Goal
Reproduce the lines of the listing below, starting at its first line and ending at the line that contains "data-point [93,364,100,371]", with both of those lines included.

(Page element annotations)
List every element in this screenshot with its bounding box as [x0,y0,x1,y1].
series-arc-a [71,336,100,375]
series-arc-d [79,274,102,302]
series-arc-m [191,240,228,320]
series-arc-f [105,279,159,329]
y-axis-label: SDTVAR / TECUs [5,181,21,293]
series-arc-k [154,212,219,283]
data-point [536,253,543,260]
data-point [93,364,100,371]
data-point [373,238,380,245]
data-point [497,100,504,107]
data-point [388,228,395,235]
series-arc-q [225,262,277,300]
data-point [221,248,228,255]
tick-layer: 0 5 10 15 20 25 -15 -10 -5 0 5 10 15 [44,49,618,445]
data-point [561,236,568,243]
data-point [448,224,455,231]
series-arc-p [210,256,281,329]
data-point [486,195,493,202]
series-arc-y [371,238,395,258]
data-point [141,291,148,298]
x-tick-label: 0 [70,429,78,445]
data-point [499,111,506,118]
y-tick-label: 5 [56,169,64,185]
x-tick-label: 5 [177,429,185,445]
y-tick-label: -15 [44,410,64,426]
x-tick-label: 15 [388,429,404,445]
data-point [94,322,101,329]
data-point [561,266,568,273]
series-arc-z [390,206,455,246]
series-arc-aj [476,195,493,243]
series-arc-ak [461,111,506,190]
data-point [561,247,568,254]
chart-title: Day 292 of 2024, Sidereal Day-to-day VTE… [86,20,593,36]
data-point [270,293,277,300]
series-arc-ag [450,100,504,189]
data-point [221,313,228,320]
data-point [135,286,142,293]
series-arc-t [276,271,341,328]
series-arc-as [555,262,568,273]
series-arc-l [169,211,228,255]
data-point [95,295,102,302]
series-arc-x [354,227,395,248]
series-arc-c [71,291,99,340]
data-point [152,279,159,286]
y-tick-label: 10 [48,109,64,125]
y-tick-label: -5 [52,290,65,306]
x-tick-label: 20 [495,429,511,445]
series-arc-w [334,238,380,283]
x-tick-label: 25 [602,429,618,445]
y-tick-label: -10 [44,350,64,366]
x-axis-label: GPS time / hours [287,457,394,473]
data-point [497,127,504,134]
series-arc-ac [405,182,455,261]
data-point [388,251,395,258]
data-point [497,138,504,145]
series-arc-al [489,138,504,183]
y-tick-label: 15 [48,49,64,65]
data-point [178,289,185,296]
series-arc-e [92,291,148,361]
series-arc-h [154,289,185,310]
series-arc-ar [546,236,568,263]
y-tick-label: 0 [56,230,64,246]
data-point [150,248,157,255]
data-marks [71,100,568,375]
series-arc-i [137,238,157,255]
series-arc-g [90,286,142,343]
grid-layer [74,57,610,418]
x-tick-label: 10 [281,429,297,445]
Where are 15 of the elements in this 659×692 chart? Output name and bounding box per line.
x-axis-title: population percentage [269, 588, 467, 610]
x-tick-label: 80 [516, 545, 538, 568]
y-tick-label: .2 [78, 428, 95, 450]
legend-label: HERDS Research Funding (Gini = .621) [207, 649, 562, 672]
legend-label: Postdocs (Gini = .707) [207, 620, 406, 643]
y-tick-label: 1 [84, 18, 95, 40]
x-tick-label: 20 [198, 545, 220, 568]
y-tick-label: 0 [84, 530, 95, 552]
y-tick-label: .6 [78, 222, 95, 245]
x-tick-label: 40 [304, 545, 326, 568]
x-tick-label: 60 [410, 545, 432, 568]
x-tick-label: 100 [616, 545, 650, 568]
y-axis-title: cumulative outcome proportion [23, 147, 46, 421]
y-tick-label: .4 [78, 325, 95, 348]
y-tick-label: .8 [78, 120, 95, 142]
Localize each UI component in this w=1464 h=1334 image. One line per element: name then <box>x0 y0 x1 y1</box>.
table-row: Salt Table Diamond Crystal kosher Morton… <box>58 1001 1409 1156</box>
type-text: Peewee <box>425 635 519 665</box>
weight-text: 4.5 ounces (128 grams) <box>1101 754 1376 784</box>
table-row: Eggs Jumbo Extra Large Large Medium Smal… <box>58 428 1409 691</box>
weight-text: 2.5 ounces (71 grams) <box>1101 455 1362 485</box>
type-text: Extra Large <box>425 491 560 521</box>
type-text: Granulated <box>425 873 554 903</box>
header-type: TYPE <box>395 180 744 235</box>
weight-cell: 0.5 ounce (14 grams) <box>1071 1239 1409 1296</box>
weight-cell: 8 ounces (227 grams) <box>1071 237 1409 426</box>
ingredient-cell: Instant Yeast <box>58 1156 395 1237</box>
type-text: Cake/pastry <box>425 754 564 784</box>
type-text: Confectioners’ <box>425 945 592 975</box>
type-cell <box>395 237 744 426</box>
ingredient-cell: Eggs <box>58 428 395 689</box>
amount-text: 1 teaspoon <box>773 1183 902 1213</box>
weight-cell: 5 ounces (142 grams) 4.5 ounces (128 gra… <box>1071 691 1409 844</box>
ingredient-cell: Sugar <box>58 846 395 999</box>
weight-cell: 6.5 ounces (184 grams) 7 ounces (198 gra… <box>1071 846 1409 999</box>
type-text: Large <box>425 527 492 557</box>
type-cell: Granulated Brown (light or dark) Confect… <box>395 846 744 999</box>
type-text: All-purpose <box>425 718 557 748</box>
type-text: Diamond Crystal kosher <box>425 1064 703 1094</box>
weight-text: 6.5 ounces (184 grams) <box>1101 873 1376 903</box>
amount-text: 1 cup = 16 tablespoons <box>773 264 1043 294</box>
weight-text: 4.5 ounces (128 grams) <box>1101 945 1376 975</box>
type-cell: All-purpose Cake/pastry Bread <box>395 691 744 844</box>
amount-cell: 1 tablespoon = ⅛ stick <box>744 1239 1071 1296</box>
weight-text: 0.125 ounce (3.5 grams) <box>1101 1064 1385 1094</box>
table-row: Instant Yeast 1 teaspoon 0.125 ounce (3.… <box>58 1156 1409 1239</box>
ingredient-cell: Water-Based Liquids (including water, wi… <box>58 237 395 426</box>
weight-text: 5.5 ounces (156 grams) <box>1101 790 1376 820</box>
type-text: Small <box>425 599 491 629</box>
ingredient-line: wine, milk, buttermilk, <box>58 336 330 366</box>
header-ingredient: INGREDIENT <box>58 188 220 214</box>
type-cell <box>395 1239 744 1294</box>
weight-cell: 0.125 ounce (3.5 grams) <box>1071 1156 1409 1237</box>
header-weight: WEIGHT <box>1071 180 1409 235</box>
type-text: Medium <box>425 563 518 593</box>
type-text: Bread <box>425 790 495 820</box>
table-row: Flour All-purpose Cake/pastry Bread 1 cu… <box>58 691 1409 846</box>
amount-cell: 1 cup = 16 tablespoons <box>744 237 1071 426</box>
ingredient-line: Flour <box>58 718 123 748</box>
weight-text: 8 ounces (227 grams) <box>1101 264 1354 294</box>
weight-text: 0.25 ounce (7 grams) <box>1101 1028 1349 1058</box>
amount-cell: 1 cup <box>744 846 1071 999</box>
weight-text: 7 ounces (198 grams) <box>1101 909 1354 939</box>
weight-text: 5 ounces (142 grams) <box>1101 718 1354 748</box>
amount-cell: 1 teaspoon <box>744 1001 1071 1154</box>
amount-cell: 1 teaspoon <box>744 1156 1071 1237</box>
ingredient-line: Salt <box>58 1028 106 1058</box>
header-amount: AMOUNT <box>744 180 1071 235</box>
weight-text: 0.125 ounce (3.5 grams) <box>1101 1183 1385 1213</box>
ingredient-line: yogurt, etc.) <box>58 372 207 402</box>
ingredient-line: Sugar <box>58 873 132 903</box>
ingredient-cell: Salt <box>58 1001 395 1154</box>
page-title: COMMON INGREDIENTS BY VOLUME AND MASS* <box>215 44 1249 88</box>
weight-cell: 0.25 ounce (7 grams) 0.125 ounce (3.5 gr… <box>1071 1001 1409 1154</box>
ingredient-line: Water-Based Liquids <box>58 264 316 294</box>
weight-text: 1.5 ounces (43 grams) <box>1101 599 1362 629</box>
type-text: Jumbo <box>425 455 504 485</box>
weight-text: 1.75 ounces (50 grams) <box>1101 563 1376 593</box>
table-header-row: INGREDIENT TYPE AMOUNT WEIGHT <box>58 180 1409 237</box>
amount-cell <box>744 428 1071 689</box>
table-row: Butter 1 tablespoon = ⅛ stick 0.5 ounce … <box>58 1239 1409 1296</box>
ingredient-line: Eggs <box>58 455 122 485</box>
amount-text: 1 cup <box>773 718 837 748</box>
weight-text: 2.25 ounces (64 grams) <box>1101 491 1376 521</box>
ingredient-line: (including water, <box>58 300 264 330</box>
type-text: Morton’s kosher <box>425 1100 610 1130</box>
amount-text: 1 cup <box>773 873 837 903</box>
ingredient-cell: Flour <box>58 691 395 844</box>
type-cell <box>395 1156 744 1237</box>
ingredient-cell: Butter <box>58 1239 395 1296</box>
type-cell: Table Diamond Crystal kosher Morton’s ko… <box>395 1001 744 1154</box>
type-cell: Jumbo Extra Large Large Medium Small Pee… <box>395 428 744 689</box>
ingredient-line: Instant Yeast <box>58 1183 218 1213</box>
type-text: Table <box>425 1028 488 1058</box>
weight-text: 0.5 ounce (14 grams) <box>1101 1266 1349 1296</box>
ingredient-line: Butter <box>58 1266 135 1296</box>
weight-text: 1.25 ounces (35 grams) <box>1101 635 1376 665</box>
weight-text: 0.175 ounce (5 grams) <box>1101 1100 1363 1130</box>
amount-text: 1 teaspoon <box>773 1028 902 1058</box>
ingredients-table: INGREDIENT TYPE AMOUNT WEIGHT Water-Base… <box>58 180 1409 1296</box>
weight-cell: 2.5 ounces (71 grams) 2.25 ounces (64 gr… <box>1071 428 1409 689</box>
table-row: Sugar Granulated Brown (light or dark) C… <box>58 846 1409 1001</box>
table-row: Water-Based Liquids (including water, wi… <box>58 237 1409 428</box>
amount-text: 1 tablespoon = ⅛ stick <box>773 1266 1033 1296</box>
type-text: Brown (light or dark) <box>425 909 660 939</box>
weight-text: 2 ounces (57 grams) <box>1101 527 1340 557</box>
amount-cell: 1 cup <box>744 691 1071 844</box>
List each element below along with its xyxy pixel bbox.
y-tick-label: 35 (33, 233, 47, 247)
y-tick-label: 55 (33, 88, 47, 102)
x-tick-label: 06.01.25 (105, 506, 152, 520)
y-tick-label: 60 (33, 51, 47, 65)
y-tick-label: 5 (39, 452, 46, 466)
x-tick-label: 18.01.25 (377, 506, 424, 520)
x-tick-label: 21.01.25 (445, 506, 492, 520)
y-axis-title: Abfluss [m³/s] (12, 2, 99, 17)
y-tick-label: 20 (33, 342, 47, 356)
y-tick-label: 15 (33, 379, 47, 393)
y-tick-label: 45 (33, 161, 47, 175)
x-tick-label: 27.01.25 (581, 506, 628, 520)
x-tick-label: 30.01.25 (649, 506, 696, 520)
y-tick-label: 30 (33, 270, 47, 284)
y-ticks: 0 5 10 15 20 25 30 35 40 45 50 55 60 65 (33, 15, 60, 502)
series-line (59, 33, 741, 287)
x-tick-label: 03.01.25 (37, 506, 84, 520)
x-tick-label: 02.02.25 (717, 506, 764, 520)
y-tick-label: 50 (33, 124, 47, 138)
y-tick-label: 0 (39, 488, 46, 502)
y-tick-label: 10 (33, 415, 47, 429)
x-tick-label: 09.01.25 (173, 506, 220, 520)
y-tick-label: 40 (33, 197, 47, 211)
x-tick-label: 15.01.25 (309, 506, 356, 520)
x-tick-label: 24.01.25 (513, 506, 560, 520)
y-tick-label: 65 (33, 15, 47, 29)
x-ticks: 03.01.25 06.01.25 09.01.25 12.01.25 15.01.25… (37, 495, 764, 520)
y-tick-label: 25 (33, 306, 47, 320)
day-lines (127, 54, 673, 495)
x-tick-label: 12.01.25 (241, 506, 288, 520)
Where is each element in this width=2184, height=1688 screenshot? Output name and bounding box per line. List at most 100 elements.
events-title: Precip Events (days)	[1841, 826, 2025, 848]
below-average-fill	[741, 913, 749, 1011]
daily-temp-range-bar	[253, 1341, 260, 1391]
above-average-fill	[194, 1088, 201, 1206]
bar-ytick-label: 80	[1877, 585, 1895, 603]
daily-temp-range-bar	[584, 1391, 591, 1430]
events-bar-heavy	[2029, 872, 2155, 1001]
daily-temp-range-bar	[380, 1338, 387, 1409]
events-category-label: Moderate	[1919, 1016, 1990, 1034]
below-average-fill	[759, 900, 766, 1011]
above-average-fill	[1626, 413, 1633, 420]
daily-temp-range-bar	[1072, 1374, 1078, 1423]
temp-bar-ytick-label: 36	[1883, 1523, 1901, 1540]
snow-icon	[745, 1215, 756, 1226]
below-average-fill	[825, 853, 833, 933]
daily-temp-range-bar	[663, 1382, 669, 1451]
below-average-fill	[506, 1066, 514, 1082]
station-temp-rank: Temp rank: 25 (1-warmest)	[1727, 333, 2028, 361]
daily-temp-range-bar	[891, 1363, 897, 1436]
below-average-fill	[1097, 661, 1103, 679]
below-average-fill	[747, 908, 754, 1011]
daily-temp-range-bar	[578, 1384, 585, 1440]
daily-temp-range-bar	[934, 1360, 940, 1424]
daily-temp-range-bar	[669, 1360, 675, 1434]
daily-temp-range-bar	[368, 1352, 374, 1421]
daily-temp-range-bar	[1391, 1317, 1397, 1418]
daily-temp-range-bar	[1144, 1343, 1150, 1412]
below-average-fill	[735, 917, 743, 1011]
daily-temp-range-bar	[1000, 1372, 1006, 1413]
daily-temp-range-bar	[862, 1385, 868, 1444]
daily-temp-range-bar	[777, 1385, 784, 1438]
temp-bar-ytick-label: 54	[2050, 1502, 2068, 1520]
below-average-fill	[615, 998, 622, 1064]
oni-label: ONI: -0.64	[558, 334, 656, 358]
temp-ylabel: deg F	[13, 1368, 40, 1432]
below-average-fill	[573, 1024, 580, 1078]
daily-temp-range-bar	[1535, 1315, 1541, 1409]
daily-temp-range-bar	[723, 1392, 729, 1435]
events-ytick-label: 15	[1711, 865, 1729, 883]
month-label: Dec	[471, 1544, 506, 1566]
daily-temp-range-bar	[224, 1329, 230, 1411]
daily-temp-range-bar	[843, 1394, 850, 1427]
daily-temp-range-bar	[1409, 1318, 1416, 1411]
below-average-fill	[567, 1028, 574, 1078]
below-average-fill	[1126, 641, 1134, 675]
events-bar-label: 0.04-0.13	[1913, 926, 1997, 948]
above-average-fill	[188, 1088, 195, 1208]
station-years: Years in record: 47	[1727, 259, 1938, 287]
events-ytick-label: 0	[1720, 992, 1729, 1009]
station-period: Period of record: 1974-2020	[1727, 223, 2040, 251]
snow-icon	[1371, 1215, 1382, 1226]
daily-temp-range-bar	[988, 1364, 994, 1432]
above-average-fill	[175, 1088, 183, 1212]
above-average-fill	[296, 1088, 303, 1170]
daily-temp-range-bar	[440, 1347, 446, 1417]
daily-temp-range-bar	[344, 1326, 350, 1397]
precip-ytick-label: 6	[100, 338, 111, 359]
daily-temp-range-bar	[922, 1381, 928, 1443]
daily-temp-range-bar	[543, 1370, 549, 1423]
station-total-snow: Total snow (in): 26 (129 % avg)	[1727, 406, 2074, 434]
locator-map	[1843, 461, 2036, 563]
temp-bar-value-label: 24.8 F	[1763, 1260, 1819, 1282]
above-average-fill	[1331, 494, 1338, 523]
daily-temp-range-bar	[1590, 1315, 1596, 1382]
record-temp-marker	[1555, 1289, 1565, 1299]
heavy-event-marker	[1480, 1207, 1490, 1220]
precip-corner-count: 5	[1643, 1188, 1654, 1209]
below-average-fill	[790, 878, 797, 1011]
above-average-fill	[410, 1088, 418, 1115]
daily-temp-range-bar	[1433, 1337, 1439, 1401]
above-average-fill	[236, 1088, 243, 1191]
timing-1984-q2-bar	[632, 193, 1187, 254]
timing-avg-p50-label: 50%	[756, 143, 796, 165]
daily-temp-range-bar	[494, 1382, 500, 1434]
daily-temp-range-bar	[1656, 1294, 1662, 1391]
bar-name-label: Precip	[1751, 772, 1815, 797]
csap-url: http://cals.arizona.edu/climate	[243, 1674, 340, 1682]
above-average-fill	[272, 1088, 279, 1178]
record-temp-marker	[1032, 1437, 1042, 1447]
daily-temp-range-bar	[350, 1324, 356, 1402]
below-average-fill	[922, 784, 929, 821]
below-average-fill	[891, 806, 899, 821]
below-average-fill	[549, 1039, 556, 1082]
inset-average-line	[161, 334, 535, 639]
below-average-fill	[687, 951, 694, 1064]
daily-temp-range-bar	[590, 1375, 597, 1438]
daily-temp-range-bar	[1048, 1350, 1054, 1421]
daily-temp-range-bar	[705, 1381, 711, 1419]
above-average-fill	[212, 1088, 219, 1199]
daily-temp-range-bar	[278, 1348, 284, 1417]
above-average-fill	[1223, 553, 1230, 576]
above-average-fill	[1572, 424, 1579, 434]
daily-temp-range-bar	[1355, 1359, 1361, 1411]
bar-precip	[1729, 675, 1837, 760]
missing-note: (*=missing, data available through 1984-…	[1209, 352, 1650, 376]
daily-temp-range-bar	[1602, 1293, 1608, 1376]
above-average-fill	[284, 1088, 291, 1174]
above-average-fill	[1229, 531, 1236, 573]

Solution to the exercise
List every element in this screenshot with its bounding box as [x0,y0,x1,y1].
series-arc-a [71,336,100,375]
series-arc-d [79,274,102,302]
series-arc-m [191,240,228,320]
series-arc-f [105,279,159,329]
y-axis-label: SDTVAR / TECUs [5,181,21,293]
series-arc-k [154,212,219,283]
data-point [536,253,543,260]
data-point [93,364,100,371]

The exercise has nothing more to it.